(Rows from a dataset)
•••

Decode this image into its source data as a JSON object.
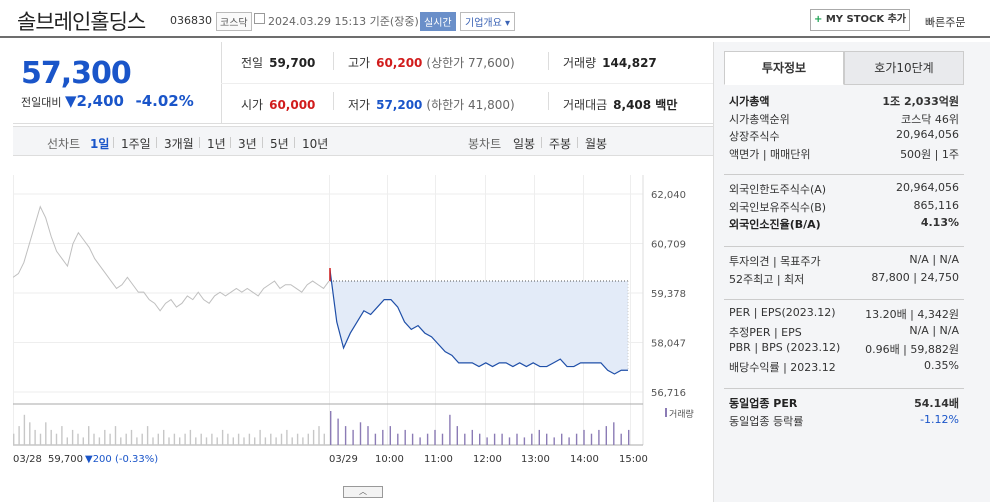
{
  "header": {
    "name": "솔브레인홀딩스",
    "code": "036830",
    "market_tag": "코스닥",
    "date": "2024.03.29 15:13 기준(장중)",
    "live": "실시간",
    "corp": "기업개요",
    "mystock_plus": "+",
    "mystock": "MY STOCK 추가",
    "quick_order": "빠른주문"
  },
  "quote": {
    "price": "57,300",
    "change_label": "전일대비",
    "change_amount": "2,400",
    "change_pct": "-4.02%",
    "prev_close_label": "전일",
    "prev_close": "59,700",
    "open_label": "시가",
    "open": "60,000",
    "high_label": "고가",
    "high": "60,200",
    "upper_limit": "(상한가 77,600)",
    "low_label": "저가",
    "low": "57,200",
    "lower_limit": "(하한가 41,800)",
    "volume_label": "거래량",
    "volume": "144,827",
    "amount_label": "거래대금",
    "amount": "8,408 백만"
  },
  "period_bar": {
    "line_title": "선차트",
    "line_opts": [
      "1일",
      "1주일",
      "3개월",
      "1년",
      "3년",
      "5년",
      "10년"
    ],
    "candle_title": "봉차트",
    "candle_opts": [
      "일봉",
      "주봉",
      "월봉"
    ]
  },
  "chart_data": {
    "type": "line",
    "y_ticks": [
      "62,040",
      "60,709",
      "59,378",
      "58,047",
      "56,716"
    ],
    "ylim": [
      56716,
      62040
    ],
    "prev_close": 59700,
    "x_ticks": [
      "03/28",
      "03/29",
      "10:00",
      "11:00",
      "12:00",
      "13:00",
      "14:00",
      "15:00"
    ],
    "volume_legend": "거래량",
    "prev_day_caption": {
      "date": "03/28",
      "price": "59,700",
      "change": "▼200 (-0.33%)"
    },
    "series": [
      {
        "name": "03/28",
        "values": [
          59800,
          59900,
          60200,
          60700,
          61200,
          61700,
          61400,
          60900,
          60500,
          60300,
          60100,
          60700,
          61000,
          60800,
          60600,
          60300,
          60100,
          59900,
          59700,
          59500,
          59600,
          59800,
          59600,
          59400,
          59400,
          59200,
          59100,
          58900,
          59100,
          59200,
          59000,
          59100,
          59300,
          59200,
          59400,
          59200,
          59100,
          59300,
          59400,
          59300,
          59400,
          59500,
          59400,
          59500,
          59400,
          59300,
          59500,
          59600,
          59700,
          59500,
          59600,
          59600,
          59500,
          59400,
          59600,
          59700,
          59600,
          59500,
          59700
        ]
      },
      {
        "name": "03/29",
        "values": [
          60000,
          58600,
          57900,
          58300,
          58600,
          58900,
          58800,
          59000,
          59200,
          59200,
          59000,
          58600,
          58400,
          58500,
          58300,
          58200,
          58000,
          57800,
          57700,
          57500,
          57500,
          57500,
          57400,
          57500,
          57400,
          57500,
          57500,
          57400,
          57500,
          57400,
          57500,
          57400,
          57400,
          57500,
          57600,
          57400,
          57400,
          57500,
          57500,
          57500,
          57500,
          57300,
          57200,
          57300,
          57300
        ]
      }
    ],
    "volume": [
      3,
      5,
      8,
      6,
      4,
      3,
      6,
      4,
      3,
      5,
      2,
      4,
      3,
      2,
      5,
      3,
      2,
      4,
      3,
      5,
      2,
      3,
      4,
      2,
      3,
      5,
      2,
      3,
      4,
      2,
      3,
      2,
      3,
      4,
      2,
      3,
      2,
      3,
      2,
      4,
      3,
      2,
      3,
      2,
      3,
      2,
      4,
      2,
      3,
      2,
      3,
      4,
      2,
      3,
      2,
      3,
      4,
      5,
      3,
      9,
      7,
      5,
      4,
      6,
      5,
      3,
      4,
      5,
      3,
      4,
      3,
      2,
      3,
      4,
      3,
      8,
      5,
      3,
      4,
      3,
      2,
      3,
      3,
      2,
      3,
      2,
      3,
      4,
      3,
      2,
      3,
      2,
      3,
      4,
      3,
      4,
      5,
      6,
      3,
      4
    ]
  },
  "tabs": [
    "투자정보",
    "호가10단계"
  ],
  "info": {
    "g1": [
      {
        "k": "시가총액",
        "v": "1조 2,033억원",
        "kb": true,
        "vb": true
      },
      {
        "k": "시가총액순위",
        "v": "코스닥 46위"
      },
      {
        "k": "상장주식수",
        "v": "20,964,056"
      },
      {
        "k": "액면가 | 매매단위",
        "v": "500원 | 1주"
      }
    ],
    "g2": [
      {
        "k": "외국인한도주식수(A)",
        "v": "20,964,056"
      },
      {
        "k": "외국인보유주식수(B)",
        "v": "865,116"
      },
      {
        "k": "외국인소진율(B/A)",
        "v": "4.13%",
        "kb": true,
        "vb": true
      }
    ],
    "g3": [
      {
        "k": "투자의견 | 목표주가",
        "v": "N/A | N/A"
      },
      {
        "k": "52주최고 | 최저",
        "v": "87,800 | 24,750"
      }
    ],
    "g4": [
      {
        "k": "PER | EPS(2023.12)",
        "v": "13.20배 | 4,342원"
      },
      {
        "k": "추정PER | EPS",
        "v": "N/A | N/A"
      },
      {
        "k": "PBR | BPS (2023.12)",
        "v": "0.96배 | 59,882원"
      },
      {
        "k": "배당수익률 | 2023.12",
        "v": "0.35%"
      }
    ],
    "g5": [
      {
        "k": "동일업종 PER",
        "v": "54.14배",
        "kb": true,
        "vb": true
      },
      {
        "k": "동일업종 등락률",
        "v": "-1.12%",
        "vdn": true
      }
    ]
  },
  "colors": {
    "up": "#d11c1c",
    "down": "#1a55c9",
    "line_today": "#1f4fa8",
    "fill_today": "#e3ebf8",
    "line_prev": "#bfbfbf",
    "volume": "#8b7bb5"
  }
}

•••

▶ **JOB**
Above are the records; reproduce them exactly and leave out the pictures.

▶ **THE RESULT**
Decode this image into its source data as a JSON object.
{
  "header": {
    "name": "솔브레인홀딩스",
    "code": "036830",
    "market_tag": "코스닥",
    "date": "2024.03.29 15:13 기준(장중)",
    "live": "실시간",
    "corp": "기업개요",
    "mystock_plus": "+",
    "mystock": "MY STOCK 추가",
    "quick_order": "빠른주문"
  },
  "quote": {
    "price": "57,300",
    "change_label": "전일대비",
    "change_amount": "2,400",
    "change_pct": "-4.02%",
    "prev_close_label": "전일",
    "prev_close": "59,700",
    "open_label": "시가",
    "open": "60,000",
    "high_label": "고가",
    "high": "60,200",
    "upper_limit": "(상한가 77,600)",
    "low_label": "저가",
    "low": "57,200",
    "lower_limit": "(하한가 41,800)",
    "volume_label": "거래량",
    "volume": "144,827",
    "amount_label": "거래대금",
    "amount": "8,408 백만"
  },
  "period_bar": {
    "line_title": "선차트",
    "line_opts": [
      "1일",
      "1주일",
      "3개월",
      "1년",
      "3년",
      "5년",
      "10년"
    ],
    "candle_title": "봉차트",
    "candle_opts": [
      "일봉",
      "주봉",
      "월봉"
    ]
  },
  "chart_data": {
    "type": "line",
    "y_ticks": [
      "62,040",
      "60,709",
      "59,378",
      "58,047",
      "56,716"
    ],
    "ylim": [
      56716,
      62040
    ],
    "prev_close": 59700,
    "x_ticks": [
      "03/28",
      "03/29",
      "10:00",
      "11:00",
      "12:00",
      "13:00",
      "14:00",
      "15:00"
    ],
    "volume_legend": "거래량",
    "prev_day_caption": {
      "date": "03/28",
      "price": "59,700",
      "change": "▼200 (-0.33%)"
    },
    "series": [
      {
        "name": "03/28",
        "values": [
          59800,
          59900,
          60200,
          60700,
          61200,
          61700,
          61400,
          60900,
          60500,
          60300,
          60100,
          60700,
          61000,
          60800,
          60600,
          60300,
          60100,
          59900,
          59700,
          59500,
          59600,
          59800,
          59600,
          59400,
          59400,
          59200,
          59100,
          58900,
          59100,
          59200,
          59000,
          59100,
          59300,
          59200,
          59400,
          59200,
          59100,
          59300,
          59400,
          59300,
          59400,
          59500,
          59400,
          59500,
          59400,
          59300,
          59500,
          59600,
          59700,
          59500,
          59600,
          59600,
          59500,
          59400,
          59600,
          59700,
          59600,
          59500,
          59700
        ]
      },
      {
        "name": "03/29",
        "values": [
          60000,
          58600,
          57900,
          58300,
          58600,
          58900,
          58800,
          59000,
          59200,
          59200,
          59000,
          58600,
          58400,
          58500,
          58300,
          58200,
          58000,
          57800,
          57700,
          57500,
          57500,
          57500,
          57400,
          57500,
          57400,
          57500,
          57500,
          57400,
          57500,
          57400,
          57500,
          57400,
          57400,
          57500,
          57600,
          57400,
          57400,
          57500,
          57500,
          57500,
          57500,
          57300,
          57200,
          57300,
          57300
        ]
      }
    ],
    "volume": [
      3,
      5,
      8,
      6,
      4,
      3,
      6,
      4,
      3,
      5,
      2,
      4,
      3,
      2,
      5,
      3,
      2,
      4,
      3,
      5,
      2,
      3,
      4,
      2,
      3,
      5,
      2,
      3,
      4,
      2,
      3,
      2,
      3,
      4,
      2,
      3,
      2,
      3,
      2,
      4,
      3,
      2,
      3,
      2,
      3,
      2,
      4,
      2,
      3,
      2,
      3,
      4,
      2,
      3,
      2,
      3,
      4,
      5,
      3,
      9,
      7,
      5,
      4,
      6,
      5,
      3,
      4,
      5,
      3,
      4,
      3,
      2,
      3,
      4,
      3,
      8,
      5,
      3,
      4,
      3,
      2,
      3,
      3,
      2,
      3,
      2,
      3,
      4,
      3,
      2,
      3,
      2,
      3,
      4,
      3,
      4,
      5,
      6,
      3,
      4
    ]
  },
  "tabs": [
    "투자정보",
    "호가10단계"
  ],
  "info": {
    "g1": [
      {
        "k": "시가총액",
        "v": "1조 2,033억원",
        "kb": true,
        "vb": true
      },
      {
        "k": "시가총액순위",
        "v": "코스닥 46위"
      },
      {
        "k": "상장주식수",
        "v": "20,964,056"
      },
      {
        "k": "액면가 | 매매단위",
        "v": "500원 | 1주"
      }
    ],
    "g2": [
      {
        "k": "외국인한도주식수(A)",
        "v": "20,964,056"
      },
      {
        "k": "외국인보유주식수(B)",
        "v": "865,116"
      },
      {
        "k": "외국인소진율(B/A)",
        "v": "4.13%",
        "kb": true,
        "vb": true
      }
    ],
    "g3": [
      {
        "k": "투자의견 | 목표주가",
        "v": "N/A | N/A"
      },
      {
        "k": "52주최고 | 최저",
        "v": "87,800 | 24,750"
      }
    ],
    "g4": [
      {
        "k": "PER | EPS(2023.12)",
        "v": "13.20배 | 4,342원"
      },
      {
        "k": "추정PER | EPS",
        "v": "N/A | N/A"
      },
      {
        "k": "PBR | BPS (2023.12)",
        "v": "0.96배 | 59,882원"
      },
      {
        "k": "배당수익률 | 2023.12",
        "v": "0.35%"
      }
    ],
    "g5": [
      {
        "k": "동일업종 PER",
        "v": "54.14배",
        "kb": true,
        "vb": true
      },
      {
        "k": "동일업종 등락률",
        "v": "-1.12%",
        "vdn": true
      }
    ]
  },
  "colors": {
    "up": "#d11c1c",
    "down": "#1a55c9",
    "line_today": "#1f4fa8",
    "fill_today": "#e3ebf8",
    "line_prev": "#bfbfbf",
    "volume": "#8b7bb5"
  }
}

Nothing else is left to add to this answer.